=== Aim ===
Set down the whole listing verbatim.

Data entries for graphics:
--

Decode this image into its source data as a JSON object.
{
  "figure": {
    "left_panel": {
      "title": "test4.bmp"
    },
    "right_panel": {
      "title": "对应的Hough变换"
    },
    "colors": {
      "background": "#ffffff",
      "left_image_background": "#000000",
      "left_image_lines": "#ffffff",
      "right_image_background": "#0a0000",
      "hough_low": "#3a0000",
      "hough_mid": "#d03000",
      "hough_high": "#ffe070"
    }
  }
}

--

=== Task result ===
Decode this image into its source data as a JSON object.
{
  "figure": {
    "left_panel": {
      "title": "test4.bmp"
    },
    "right_panel": {
      "title": "对应的Hough变换"
    },
    "colors": {
      "background": "#ffffff",
      "left_image_background": "#000000",
      "left_image_lines": "#ffffff",
      "right_image_background": "#0a0000",
      "hough_low": "#3a0000",
      "hough_mid": "#d03000",
      "hough_high": "#ffe070"
    }
  }
}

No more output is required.